SUPPLIED INFORMATION:

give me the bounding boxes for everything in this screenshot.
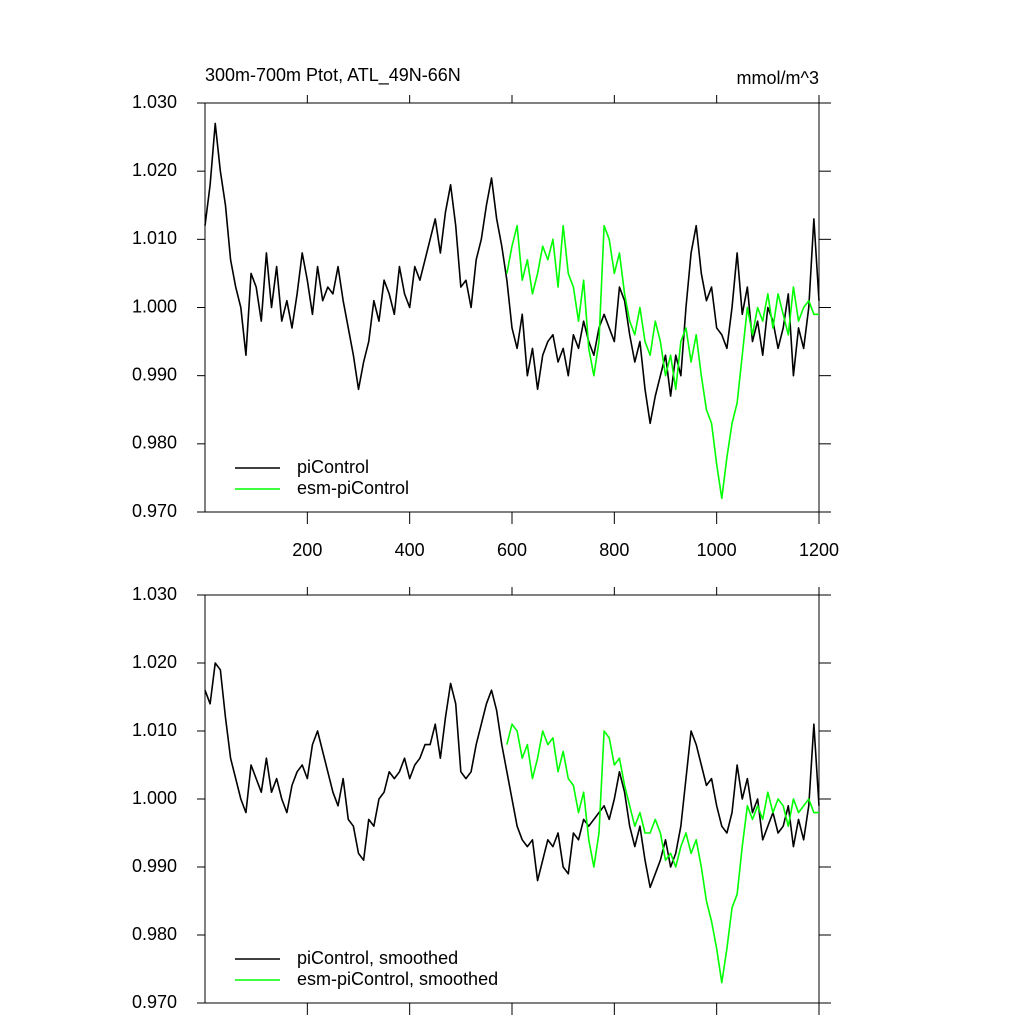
y-tick-label: 1.000 — [132, 788, 177, 808]
x-tick-label: 1200 — [799, 540, 839, 560]
data-line — [204, 122, 820, 425]
x-tick-label: 200 — [292, 540, 322, 560]
x-tick-label: 400 — [395, 540, 425, 560]
y-tick-label: 1.000 — [132, 296, 177, 316]
y-tick-label: 0.990 — [132, 856, 177, 876]
data-line — [506, 224, 819, 500]
y-tick-label: 0.980 — [132, 924, 177, 944]
y-tick-label: 1.020 — [132, 652, 177, 672]
y-tick-label: 0.980 — [132, 433, 177, 453]
chart-title: 300m-700m Ptot, ATL_49N-66N — [205, 65, 461, 86]
y-tick-label: 1.010 — [132, 228, 177, 248]
legend-label: esm-piControl — [297, 478, 409, 498]
legend-label: piControl, smoothed — [297, 948, 458, 968]
plot-frame — [204, 102, 820, 513]
x-tick-label: 1000 — [697, 540, 737, 560]
x-tick-label: 600 — [497, 540, 527, 560]
x-tick-label: 800 — [599, 540, 629, 560]
y-tick-label: 1.010 — [132, 720, 177, 740]
y-tick-label: 1.030 — [132, 584, 177, 604]
data-line — [204, 662, 820, 889]
y-tick-label: 0.990 — [132, 364, 177, 384]
y-tick-label: 1.020 — [132, 160, 177, 180]
data-line — [506, 723, 819, 984]
legend-label: piControl — [297, 457, 369, 477]
y-tick-label: 0.970 — [132, 501, 177, 521]
units-label: mmol/m^3 — [737, 68, 819, 88]
y-tick-label: 1.030 — [132, 92, 177, 112]
y-tick-label: 0.970 — [132, 992, 177, 1012]
legend-label: esm-piControl, smoothed — [297, 969, 498, 989]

REQUIRED TASK:
Can you rewrite the stretch of the listing above, from the line containing "y-tick-label: 1.000 — [132, 788, 177, 808]" through the line containing "legend-label: piControl, smoothed" with both included, as a JSON list of strings, one per line and leaving out blank lines?

RESULT FOR THIS TASK:
[
  "y-tick-label: 1.000 — [132, 788, 177, 808]",
  "x-tick-label: 1200 — [799, 540, 839, 560]",
  "data-line — [204, 122, 820, 425]",
  "x-tick-label: 200 — [292, 540, 322, 560]",
  "x-tick-label: 400 — [395, 540, 425, 560]",
  "y-tick-label: 1.000 — [132, 296, 177, 316]",
  "y-tick-label: 0.990 — [132, 856, 177, 876]",
  "data-line — [506, 224, 819, 500]",
  "y-tick-label: 0.980 — [132, 924, 177, 944]",
  "y-tick-label: 1.020 — [132, 652, 177, 672]",
  "y-tick-label: 0.980 — [132, 433, 177, 453]",
  "chart-title: 300m-700m Ptot, ATL_49N-66N — [205, 65, 461, 86]",
  "y-tick-label: 1.010 — [132, 228, 177, 248]",
  "legend-label: esm-piControl — [297, 478, 409, 498]",
  "legend-label: piControl, smoothed — [297, 948, 458, 968]"
]